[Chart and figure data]
-- Begin --
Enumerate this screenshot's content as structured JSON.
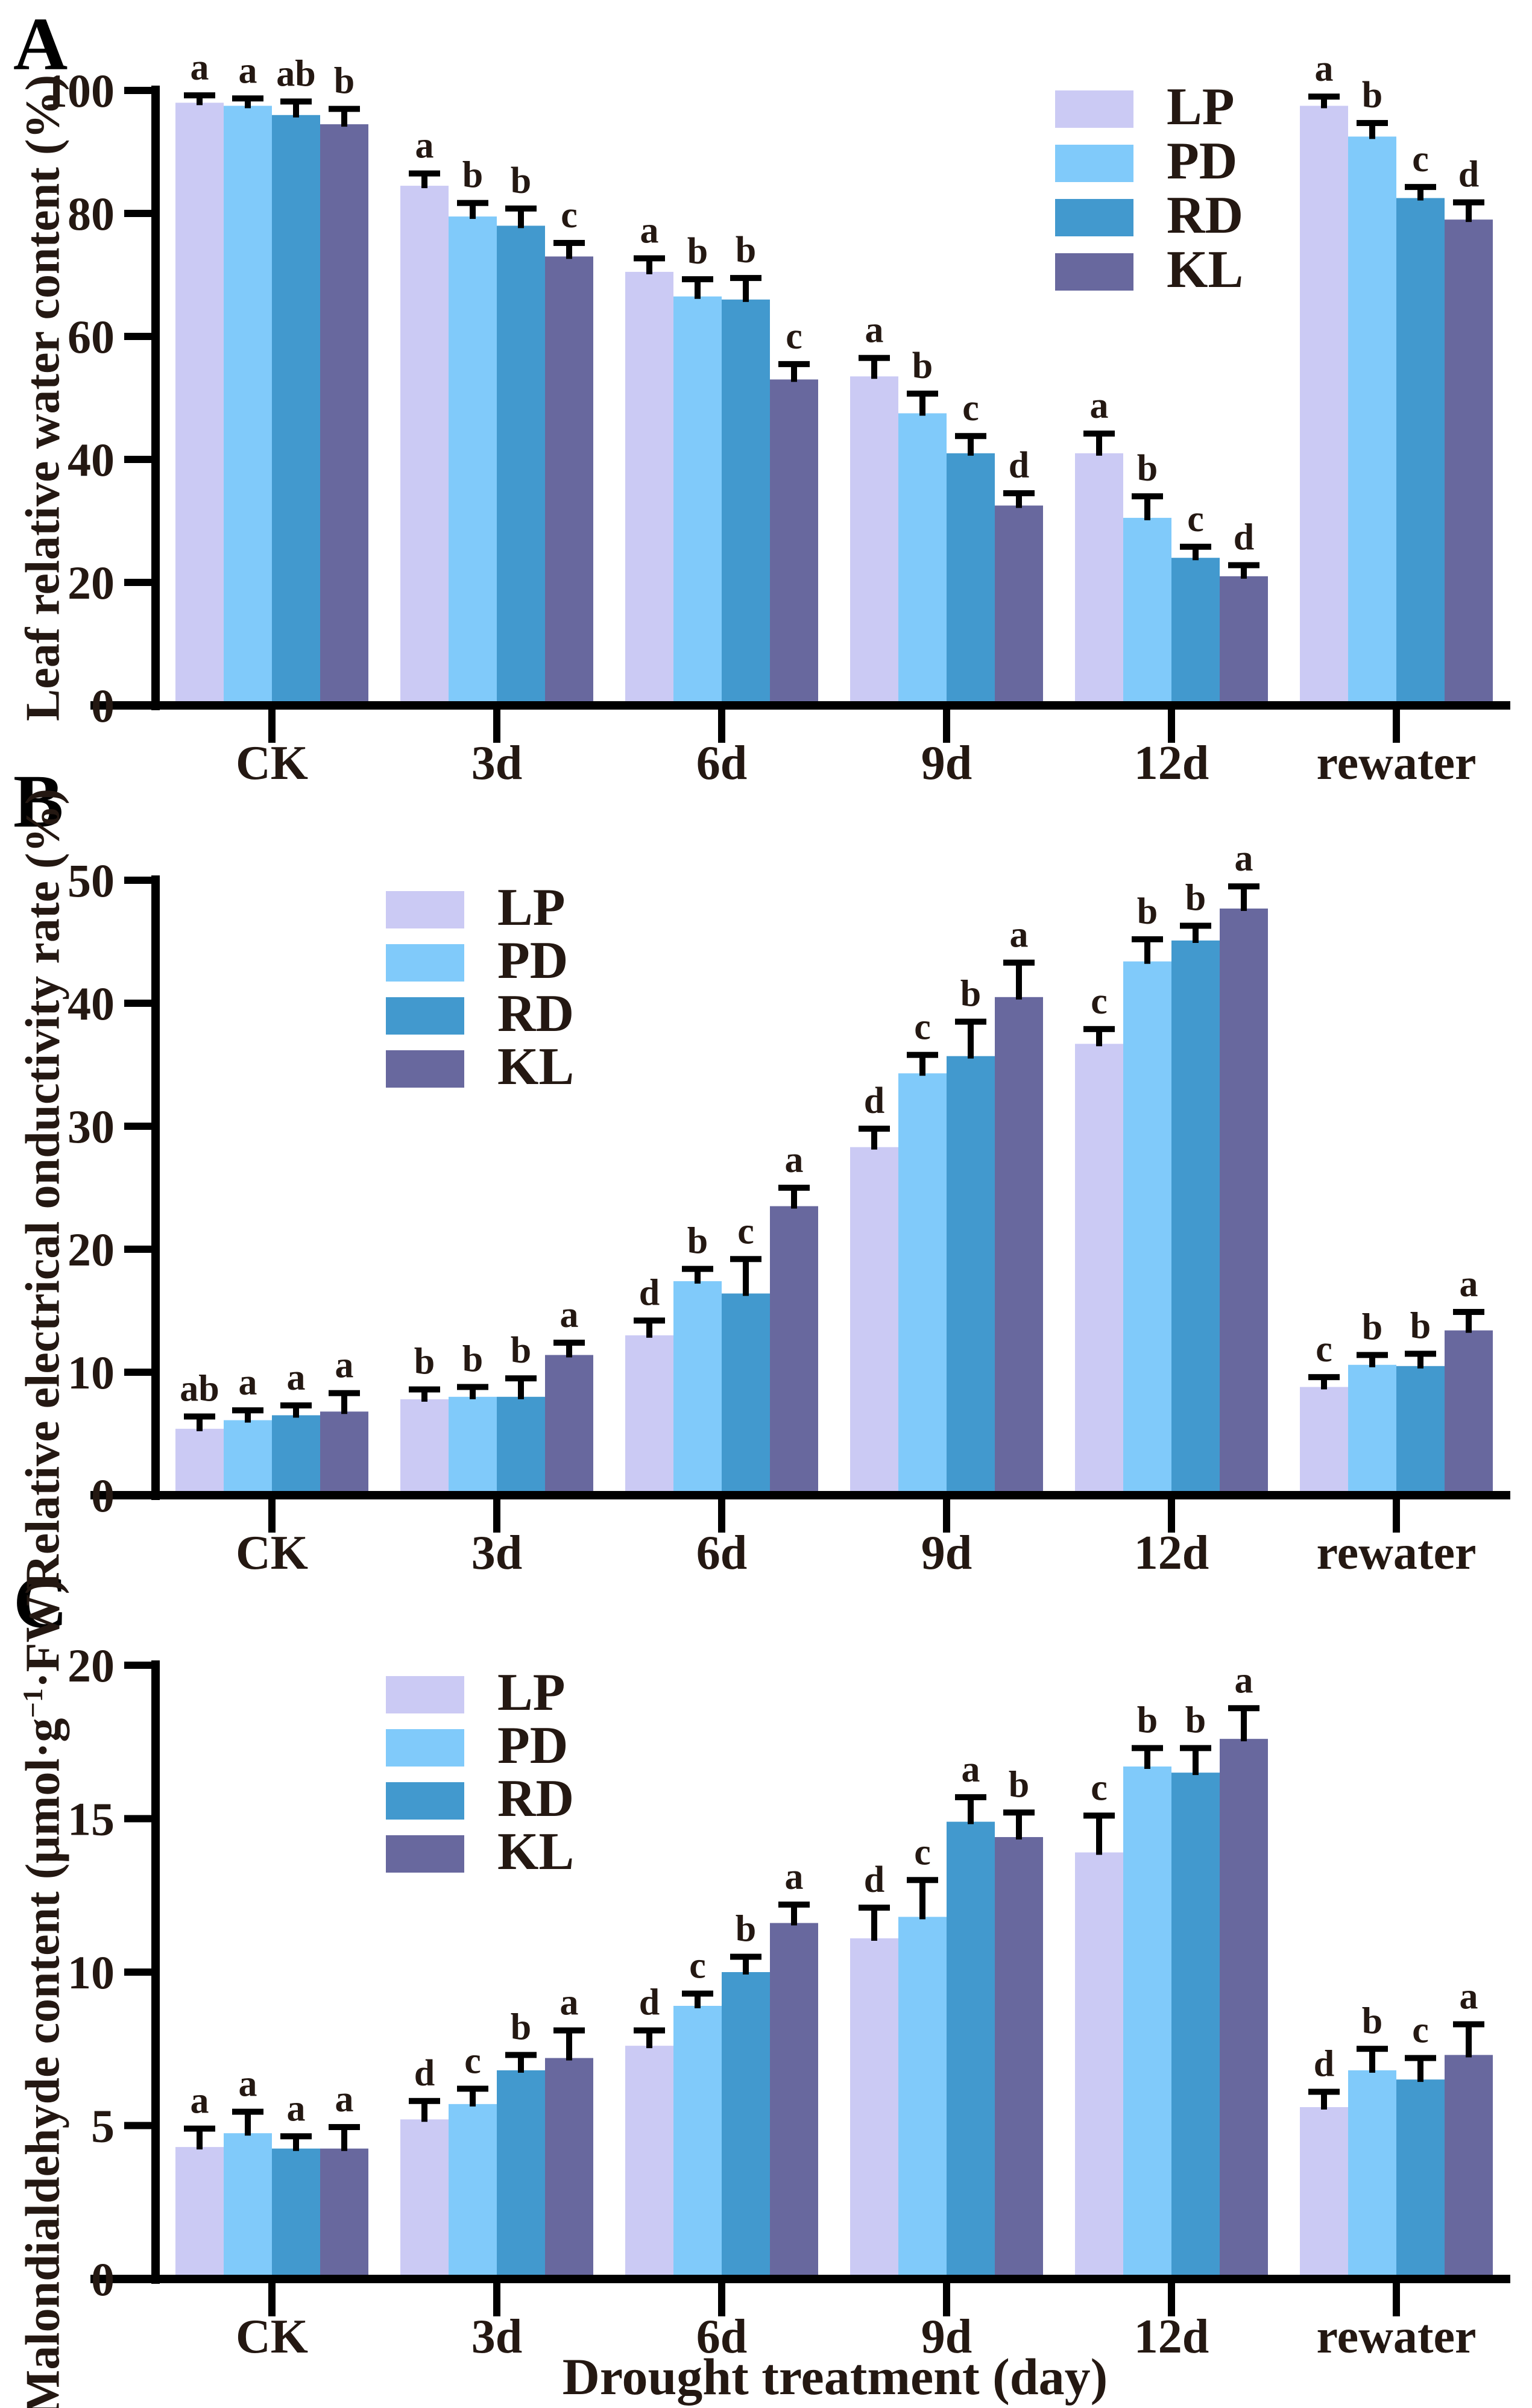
{
  "figure": {
    "xlabel": "Drought treatment (day)",
    "text_color": "#241812",
    "axis_color": "#000000",
    "background": "#ffffff",
    "colors": {
      "LP": "#cbcaf4",
      "PD": "#80cafa",
      "RD": "#4299ce",
      "KL": "#68689e"
    }
  },
  "chart_data": [
    {
      "panel_label": "A",
      "type": "bar",
      "ylabel": "Leaf relative water content (%)",
      "ylim": [
        0,
        100
      ],
      "yticks": [
        0,
        20,
        40,
        60,
        80,
        100
      ],
      "grid": false,
      "legend_position": "top-right",
      "categories": [
        "CK",
        "3d",
        "6d",
        "9d",
        "12d",
        "rewater"
      ],
      "series": [
        {
          "name": "LP",
          "values": [
            98,
            84.5,
            70.5,
            53.5,
            41,
            97.5
          ],
          "errors": [
            1.2,
            2.0,
            2.2,
            3.0,
            3.2,
            1.5
          ],
          "letters": [
            "a",
            "a",
            "a",
            "a",
            "a",
            "a"
          ]
        },
        {
          "name": "PD",
          "values": [
            97.5,
            79.5,
            66.5,
            47.5,
            30.5,
            92.5
          ],
          "errors": [
            1.2,
            2.2,
            2.8,
            3.2,
            3.5,
            2.2
          ],
          "letters": [
            "a",
            "b",
            "b",
            "b",
            "b",
            "b"
          ]
        },
        {
          "name": "RD",
          "values": [
            96,
            78,
            66,
            41,
            24,
            82.5
          ],
          "errors": [
            2.2,
            2.8,
            3.5,
            2.8,
            1.8,
            1.8
          ],
          "letters": [
            "ab",
            "b",
            "b",
            "c",
            "c",
            "c"
          ]
        },
        {
          "name": "KL",
          "values": [
            94.5,
            73,
            53,
            32.5,
            21,
            79
          ],
          "errors": [
            2.5,
            2.2,
            2.5,
            2.0,
            1.8,
            2.8
          ],
          "letters": [
            "b",
            "c",
            "c",
            "d",
            "d",
            "d"
          ]
        }
      ]
    },
    {
      "panel_label": "B",
      "type": "bar",
      "ylabel": "Relative electrical onductivity rate (%)",
      "ylim": [
        0,
        50
      ],
      "yticks": [
        0,
        10,
        20,
        30,
        40,
        50
      ],
      "grid": false,
      "legend_position": "top-left",
      "categories": [
        "CK",
        "3d",
        "6d",
        "9d",
        "12d",
        "rewater"
      ],
      "series": [
        {
          "name": "LP",
          "values": [
            5.4,
            7.8,
            13.0,
            28.3,
            36.7,
            8.8
          ],
          "errors": [
            1.0,
            0.8,
            1.2,
            1.5,
            1.2,
            0.8
          ],
          "letters": [
            "ab",
            "b",
            "d",
            "d",
            "c",
            "c"
          ]
        },
        {
          "name": "PD",
          "values": [
            6.1,
            8.0,
            17.4,
            34.3,
            43.4,
            10.6
          ],
          "errors": [
            0.8,
            0.8,
            1.0,
            1.5,
            1.8,
            0.8
          ],
          "letters": [
            "a",
            "b",
            "b",
            "c",
            "b",
            "b"
          ]
        },
        {
          "name": "RD",
          "values": [
            6.5,
            8.0,
            16.4,
            35.7,
            45.1,
            10.5
          ],
          "errors": [
            0.8,
            1.5,
            2.8,
            2.8,
            1.2,
            1.0
          ],
          "letters": [
            "a",
            "b",
            "c",
            "b",
            "b",
            "b"
          ]
        },
        {
          "name": "KL",
          "values": [
            6.8,
            11.4,
            23.5,
            40.5,
            47.7,
            13.4
          ],
          "errors": [
            1.5,
            1.0,
            1.5,
            2.8,
            1.8,
            1.5
          ],
          "letters": [
            "a",
            "a",
            "a",
            "a",
            "a",
            "a"
          ]
        }
      ]
    },
    {
      "panel_label": "C",
      "type": "bar",
      "ylabel": "Malondialdehyde content (μmol·g−1·FW)",
      "ylabel_parts": {
        "pre": "Malondialdehyde content (μmol·g",
        "sup": "−1",
        "post": "·FW)"
      },
      "ylim": [
        0,
        20
      ],
      "yticks": [
        0,
        5,
        10,
        15,
        20
      ],
      "grid": false,
      "legend_position": "top-left",
      "categories": [
        "CK",
        "3d",
        "6d",
        "9d",
        "12d",
        "rewater"
      ],
      "series": [
        {
          "name": "LP",
          "values": [
            4.3,
            5.2,
            7.6,
            11.1,
            13.9,
            5.6
          ],
          "errors": [
            0.6,
            0.6,
            0.5,
            1.0,
            1.2,
            0.5
          ],
          "letters": [
            "a",
            "d",
            "d",
            "d",
            "c",
            "d"
          ]
        },
        {
          "name": "PD",
          "values": [
            4.75,
            5.7,
            8.9,
            11.8,
            16.7,
            6.8
          ],
          "errors": [
            0.7,
            0.5,
            0.4,
            1.2,
            0.6,
            0.7
          ],
          "letters": [
            "a",
            "c",
            "c",
            "c",
            "b",
            "b"
          ]
        },
        {
          "name": "RD",
          "values": [
            4.25,
            6.8,
            10.0,
            14.9,
            16.5,
            6.5
          ],
          "errors": [
            0.4,
            0.5,
            0.5,
            0.8,
            0.8,
            0.7
          ],
          "letters": [
            "a",
            "b",
            "b",
            "a",
            "b",
            "c"
          ]
        },
        {
          "name": "KL",
          "values": [
            4.25,
            7.2,
            11.6,
            14.4,
            17.6,
            7.3
          ],
          "errors": [
            0.7,
            0.9,
            0.6,
            0.8,
            1.0,
            1.0
          ],
          "letters": [
            "a",
            "a",
            "a",
            "b",
            "a",
            "a"
          ]
        }
      ]
    }
  ]
}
-- End --
_Problem to work on_
Without the pictures, write out every entry precisely as it appears.

_Answer_
Enumerate this screenshot's content as structured JSON.
{
  "figure": {
    "xlabel": "Drought treatment (day)",
    "text_color": "#241812",
    "axis_color": "#000000",
    "background": "#ffffff",
    "colors": {
      "LP": "#cbcaf4",
      "PD": "#80cafa",
      "RD": "#4299ce",
      "KL": "#68689e"
    }
  },
  "chart_data": [
    {
      "panel_label": "A",
      "type": "bar",
      "ylabel": "Leaf relative water content (%)",
      "ylim": [
        0,
        100
      ],
      "yticks": [
        0,
        20,
        40,
        60,
        80,
        100
      ],
      "grid": false,
      "legend_position": "top-right",
      "categories": [
        "CK",
        "3d",
        "6d",
        "9d",
        "12d",
        "rewater"
      ],
      "series": [
        {
          "name": "LP",
          "values": [
            98,
            84.5,
            70.5,
            53.5,
            41,
            97.5
          ],
          "errors": [
            1.2,
            2.0,
            2.2,
            3.0,
            3.2,
            1.5
          ],
          "letters": [
            "a",
            "a",
            "a",
            "a",
            "a",
            "a"
          ]
        },
        {
          "name": "PD",
          "values": [
            97.5,
            79.5,
            66.5,
            47.5,
            30.5,
            92.5
          ],
          "errors": [
            1.2,
            2.2,
            2.8,
            3.2,
            3.5,
            2.2
          ],
          "letters": [
            "a",
            "b",
            "b",
            "b",
            "b",
            "b"
          ]
        },
        {
          "name": "RD",
          "values": [
            96,
            78,
            66,
            41,
            24,
            82.5
          ],
          "errors": [
            2.2,
            2.8,
            3.5,
            2.8,
            1.8,
            1.8
          ],
          "letters": [
            "ab",
            "b",
            "b",
            "c",
            "c",
            "c"
          ]
        },
        {
          "name": "KL",
          "values": [
            94.5,
            73,
            53,
            32.5,
            21,
            79
          ],
          "errors": [
            2.5,
            2.2,
            2.5,
            2.0,
            1.8,
            2.8
          ],
          "letters": [
            "b",
            "c",
            "c",
            "d",
            "d",
            "d"
          ]
        }
      ]
    },
    {
      "panel_label": "B",
      "type": "bar",
      "ylabel": "Relative electrical onductivity rate (%)",
      "ylim": [
        0,
        50
      ],
      "yticks": [
        0,
        10,
        20,
        30,
        40,
        50
      ],
      "grid": false,
      "legend_position": "top-left",
      "categories": [
        "CK",
        "3d",
        "6d",
        "9d",
        "12d",
        "rewater"
      ],
      "series": [
        {
          "name": "LP",
          "values": [
            5.4,
            7.8,
            13.0,
            28.3,
            36.7,
            8.8
          ],
          "errors": [
            1.0,
            0.8,
            1.2,
            1.5,
            1.2,
            0.8
          ],
          "letters": [
            "ab",
            "b",
            "d",
            "d",
            "c",
            "c"
          ]
        },
        {
          "name": "PD",
          "values": [
            6.1,
            8.0,
            17.4,
            34.3,
            43.4,
            10.6
          ],
          "errors": [
            0.8,
            0.8,
            1.0,
            1.5,
            1.8,
            0.8
          ],
          "letters": [
            "a",
            "b",
            "b",
            "c",
            "b",
            "b"
          ]
        },
        {
          "name": "RD",
          "values": [
            6.5,
            8.0,
            16.4,
            35.7,
            45.1,
            10.5
          ],
          "errors": [
            0.8,
            1.5,
            2.8,
            2.8,
            1.2,
            1.0
          ],
          "letters": [
            "a",
            "b",
            "c",
            "b",
            "b",
            "b"
          ]
        },
        {
          "name": "KL",
          "values": [
            6.8,
            11.4,
            23.5,
            40.5,
            47.7,
            13.4
          ],
          "errors": [
            1.5,
            1.0,
            1.5,
            2.8,
            1.8,
            1.5
          ],
          "letters": [
            "a",
            "a",
            "a",
            "a",
            "a",
            "a"
          ]
        }
      ]
    },
    {
      "panel_label": "C",
      "type": "bar",
      "ylabel": "Malondialdehyde content (μmol·g−1·FW)",
      "ylabel_parts": {
        "pre": "Malondialdehyde content (μmol·g",
        "sup": "−1",
        "post": "·FW)"
      },
      "ylim": [
        0,
        20
      ],
      "yticks": [
        0,
        5,
        10,
        15,
        20
      ],
      "grid": false,
      "legend_position": "top-left",
      "categories": [
        "CK",
        "3d",
        "6d",
        "9d",
        "12d",
        "rewater"
      ],
      "series": [
        {
          "name": "LP",
          "values": [
            4.3,
            5.2,
            7.6,
            11.1,
            13.9,
            5.6
          ],
          "errors": [
            0.6,
            0.6,
            0.5,
            1.0,
            1.2,
            0.5
          ],
          "letters": [
            "a",
            "d",
            "d",
            "d",
            "c",
            "d"
          ]
        },
        {
          "name": "PD",
          "values": [
            4.75,
            5.7,
            8.9,
            11.8,
            16.7,
            6.8
          ],
          "errors": [
            0.7,
            0.5,
            0.4,
            1.2,
            0.6,
            0.7
          ],
          "letters": [
            "a",
            "c",
            "c",
            "c",
            "b",
            "b"
          ]
        },
        {
          "name": "RD",
          "values": [
            4.25,
            6.8,
            10.0,
            14.9,
            16.5,
            6.5
          ],
          "errors": [
            0.4,
            0.5,
            0.5,
            0.8,
            0.8,
            0.7
          ],
          "letters": [
            "a",
            "b",
            "b",
            "a",
            "b",
            "c"
          ]
        },
        {
          "name": "KL",
          "values": [
            4.25,
            7.2,
            11.6,
            14.4,
            17.6,
            7.3
          ],
          "errors": [
            0.7,
            0.9,
            0.6,
            0.8,
            1.0,
            1.0
          ],
          "letters": [
            "a",
            "a",
            "a",
            "b",
            "a",
            "a"
          ]
        }
      ]
    }
  ]
}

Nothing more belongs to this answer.